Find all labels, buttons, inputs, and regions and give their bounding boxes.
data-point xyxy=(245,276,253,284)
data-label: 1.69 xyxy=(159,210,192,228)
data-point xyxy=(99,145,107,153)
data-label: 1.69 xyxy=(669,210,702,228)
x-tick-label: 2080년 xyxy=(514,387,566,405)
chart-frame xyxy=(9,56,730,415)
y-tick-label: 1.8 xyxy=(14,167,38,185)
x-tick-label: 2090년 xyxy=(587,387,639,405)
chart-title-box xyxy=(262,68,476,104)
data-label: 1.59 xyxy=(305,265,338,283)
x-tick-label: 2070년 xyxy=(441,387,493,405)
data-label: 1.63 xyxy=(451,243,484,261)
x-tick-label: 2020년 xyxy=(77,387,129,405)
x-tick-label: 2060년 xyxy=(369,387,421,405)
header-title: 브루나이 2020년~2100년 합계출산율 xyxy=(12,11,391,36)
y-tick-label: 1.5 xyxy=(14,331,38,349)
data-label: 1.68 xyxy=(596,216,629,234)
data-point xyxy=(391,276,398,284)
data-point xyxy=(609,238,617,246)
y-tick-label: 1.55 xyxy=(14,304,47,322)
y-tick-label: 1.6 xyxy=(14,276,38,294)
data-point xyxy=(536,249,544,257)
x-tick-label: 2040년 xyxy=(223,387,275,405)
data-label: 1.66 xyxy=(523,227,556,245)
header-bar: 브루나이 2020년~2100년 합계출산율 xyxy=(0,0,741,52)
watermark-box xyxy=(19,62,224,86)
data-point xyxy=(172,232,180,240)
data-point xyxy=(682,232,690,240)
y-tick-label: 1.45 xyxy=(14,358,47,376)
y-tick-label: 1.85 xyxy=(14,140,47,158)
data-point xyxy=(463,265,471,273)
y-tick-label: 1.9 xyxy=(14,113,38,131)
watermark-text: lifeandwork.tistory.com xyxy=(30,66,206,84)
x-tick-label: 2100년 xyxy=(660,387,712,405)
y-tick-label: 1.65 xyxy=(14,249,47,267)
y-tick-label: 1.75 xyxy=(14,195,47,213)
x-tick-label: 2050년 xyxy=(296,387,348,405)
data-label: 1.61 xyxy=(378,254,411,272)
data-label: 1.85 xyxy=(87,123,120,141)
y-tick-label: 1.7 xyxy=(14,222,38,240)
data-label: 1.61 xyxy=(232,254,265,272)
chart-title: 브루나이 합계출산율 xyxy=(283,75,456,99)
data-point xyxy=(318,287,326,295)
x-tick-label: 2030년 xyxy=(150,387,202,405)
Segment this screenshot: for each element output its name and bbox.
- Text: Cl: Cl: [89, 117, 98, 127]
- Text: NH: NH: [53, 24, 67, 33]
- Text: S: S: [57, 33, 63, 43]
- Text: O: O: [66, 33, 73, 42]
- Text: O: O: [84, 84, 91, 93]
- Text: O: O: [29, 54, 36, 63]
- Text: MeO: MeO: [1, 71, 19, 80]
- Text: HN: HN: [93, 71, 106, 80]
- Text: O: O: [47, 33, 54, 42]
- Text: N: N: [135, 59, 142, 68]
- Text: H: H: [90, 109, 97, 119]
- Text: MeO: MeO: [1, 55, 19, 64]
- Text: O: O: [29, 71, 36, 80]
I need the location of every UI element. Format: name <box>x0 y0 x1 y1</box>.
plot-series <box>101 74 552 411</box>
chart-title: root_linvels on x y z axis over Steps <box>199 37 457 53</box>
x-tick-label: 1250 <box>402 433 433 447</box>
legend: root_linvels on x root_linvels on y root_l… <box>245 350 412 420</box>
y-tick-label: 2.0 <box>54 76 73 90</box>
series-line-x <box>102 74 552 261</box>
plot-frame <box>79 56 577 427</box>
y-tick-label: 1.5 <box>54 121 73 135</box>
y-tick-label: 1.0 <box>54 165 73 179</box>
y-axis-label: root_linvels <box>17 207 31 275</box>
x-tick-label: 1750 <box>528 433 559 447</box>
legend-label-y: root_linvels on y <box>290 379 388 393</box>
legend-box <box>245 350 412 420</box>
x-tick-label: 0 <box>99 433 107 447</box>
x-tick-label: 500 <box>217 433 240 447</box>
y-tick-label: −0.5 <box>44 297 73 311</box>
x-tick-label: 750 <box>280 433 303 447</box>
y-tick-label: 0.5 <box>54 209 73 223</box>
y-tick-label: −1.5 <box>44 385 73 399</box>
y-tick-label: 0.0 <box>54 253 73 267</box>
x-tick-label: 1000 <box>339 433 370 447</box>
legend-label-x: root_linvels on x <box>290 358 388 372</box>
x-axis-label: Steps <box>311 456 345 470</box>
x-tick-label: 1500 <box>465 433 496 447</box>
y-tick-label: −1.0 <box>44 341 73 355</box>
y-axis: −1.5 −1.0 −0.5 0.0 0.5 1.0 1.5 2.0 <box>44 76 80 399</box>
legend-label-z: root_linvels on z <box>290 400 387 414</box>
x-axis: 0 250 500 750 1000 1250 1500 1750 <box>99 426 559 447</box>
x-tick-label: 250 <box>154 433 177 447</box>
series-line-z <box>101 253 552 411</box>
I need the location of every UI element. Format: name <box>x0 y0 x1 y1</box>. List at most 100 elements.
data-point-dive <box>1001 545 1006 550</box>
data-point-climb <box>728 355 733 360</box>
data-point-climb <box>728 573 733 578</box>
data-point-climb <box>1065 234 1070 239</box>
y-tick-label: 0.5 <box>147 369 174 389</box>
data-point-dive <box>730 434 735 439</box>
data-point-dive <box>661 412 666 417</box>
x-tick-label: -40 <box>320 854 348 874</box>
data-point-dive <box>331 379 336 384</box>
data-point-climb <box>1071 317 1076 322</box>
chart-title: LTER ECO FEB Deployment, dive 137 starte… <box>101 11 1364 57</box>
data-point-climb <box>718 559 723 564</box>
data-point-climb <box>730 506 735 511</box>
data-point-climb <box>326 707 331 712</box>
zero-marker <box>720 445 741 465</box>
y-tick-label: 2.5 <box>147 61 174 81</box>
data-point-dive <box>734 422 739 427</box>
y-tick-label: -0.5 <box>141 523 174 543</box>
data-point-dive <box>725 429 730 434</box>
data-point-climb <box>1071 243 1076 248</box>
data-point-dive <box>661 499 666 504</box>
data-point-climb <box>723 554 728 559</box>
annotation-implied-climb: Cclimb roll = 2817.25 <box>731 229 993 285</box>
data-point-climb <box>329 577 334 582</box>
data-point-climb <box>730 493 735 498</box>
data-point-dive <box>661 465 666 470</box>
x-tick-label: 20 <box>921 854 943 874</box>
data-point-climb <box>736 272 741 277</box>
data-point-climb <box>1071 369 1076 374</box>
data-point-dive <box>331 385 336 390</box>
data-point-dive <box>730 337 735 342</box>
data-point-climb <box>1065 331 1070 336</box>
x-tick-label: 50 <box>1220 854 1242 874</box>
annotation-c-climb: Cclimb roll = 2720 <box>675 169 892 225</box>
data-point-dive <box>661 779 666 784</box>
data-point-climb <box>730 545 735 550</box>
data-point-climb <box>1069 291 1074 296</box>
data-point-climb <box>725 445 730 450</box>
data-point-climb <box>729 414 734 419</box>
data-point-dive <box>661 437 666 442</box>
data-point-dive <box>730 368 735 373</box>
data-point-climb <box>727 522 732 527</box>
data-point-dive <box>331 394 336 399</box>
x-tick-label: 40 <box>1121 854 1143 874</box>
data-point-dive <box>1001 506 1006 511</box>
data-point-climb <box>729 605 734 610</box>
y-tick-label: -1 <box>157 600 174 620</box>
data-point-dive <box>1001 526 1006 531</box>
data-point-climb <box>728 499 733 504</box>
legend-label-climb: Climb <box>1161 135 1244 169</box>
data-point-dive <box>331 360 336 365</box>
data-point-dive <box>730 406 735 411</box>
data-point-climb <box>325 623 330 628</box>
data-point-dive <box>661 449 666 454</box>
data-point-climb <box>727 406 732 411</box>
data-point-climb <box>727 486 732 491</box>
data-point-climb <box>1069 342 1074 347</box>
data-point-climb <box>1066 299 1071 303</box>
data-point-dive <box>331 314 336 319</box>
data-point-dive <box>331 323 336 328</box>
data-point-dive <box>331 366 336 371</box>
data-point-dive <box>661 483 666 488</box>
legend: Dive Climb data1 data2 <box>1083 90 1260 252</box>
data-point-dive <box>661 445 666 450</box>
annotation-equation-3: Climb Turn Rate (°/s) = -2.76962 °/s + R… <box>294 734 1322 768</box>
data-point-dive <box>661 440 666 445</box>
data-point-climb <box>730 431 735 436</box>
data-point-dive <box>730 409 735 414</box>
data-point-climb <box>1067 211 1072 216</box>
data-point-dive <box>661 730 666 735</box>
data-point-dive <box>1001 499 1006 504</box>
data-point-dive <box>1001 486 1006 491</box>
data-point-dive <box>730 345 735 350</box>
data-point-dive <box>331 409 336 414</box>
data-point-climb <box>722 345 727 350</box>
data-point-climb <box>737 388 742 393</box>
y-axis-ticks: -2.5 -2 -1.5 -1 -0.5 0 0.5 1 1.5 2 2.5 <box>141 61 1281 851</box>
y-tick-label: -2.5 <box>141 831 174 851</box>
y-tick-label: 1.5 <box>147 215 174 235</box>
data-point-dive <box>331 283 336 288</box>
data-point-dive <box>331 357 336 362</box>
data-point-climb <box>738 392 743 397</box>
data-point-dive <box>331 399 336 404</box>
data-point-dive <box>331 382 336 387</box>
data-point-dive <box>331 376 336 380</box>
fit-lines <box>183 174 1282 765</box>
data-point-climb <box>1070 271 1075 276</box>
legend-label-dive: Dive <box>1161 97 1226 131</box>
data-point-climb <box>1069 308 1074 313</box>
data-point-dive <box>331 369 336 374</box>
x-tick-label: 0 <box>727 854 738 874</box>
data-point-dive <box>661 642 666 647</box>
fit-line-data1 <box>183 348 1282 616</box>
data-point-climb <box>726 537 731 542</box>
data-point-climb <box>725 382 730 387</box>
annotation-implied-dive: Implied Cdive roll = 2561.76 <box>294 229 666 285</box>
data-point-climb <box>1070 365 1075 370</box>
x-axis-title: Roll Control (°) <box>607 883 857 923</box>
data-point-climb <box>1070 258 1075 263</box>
- - -
Copy out the rows unchanged, from the first row down through the row containing "data-label: 1.68 xyxy=(596,216,629,234)", including both.

Find all labels, buttons, inputs, and regions and give their bounding boxes.
data-point xyxy=(245,276,253,284)
data-label: 1.69 xyxy=(159,210,192,228)
data-point xyxy=(99,145,107,153)
data-label: 1.69 xyxy=(669,210,702,228)
x-tick-label: 2080년 xyxy=(514,387,566,405)
chart-frame xyxy=(9,56,730,415)
y-tick-label: 1.8 xyxy=(14,167,38,185)
x-tick-label: 2090년 xyxy=(587,387,639,405)
chart-title-box xyxy=(262,68,476,104)
data-label: 1.59 xyxy=(305,265,338,283)
x-tick-label: 2070년 xyxy=(441,387,493,405)
data-label: 1.63 xyxy=(451,243,484,261)
x-tick-label: 2020년 xyxy=(77,387,129,405)
x-tick-label: 2060년 xyxy=(369,387,421,405)
header-title: 브루나이 2020년~2100년 합계출산율 xyxy=(12,11,391,36)
y-tick-label: 1.5 xyxy=(14,331,38,349)
data-label: 1.68 xyxy=(596,216,629,234)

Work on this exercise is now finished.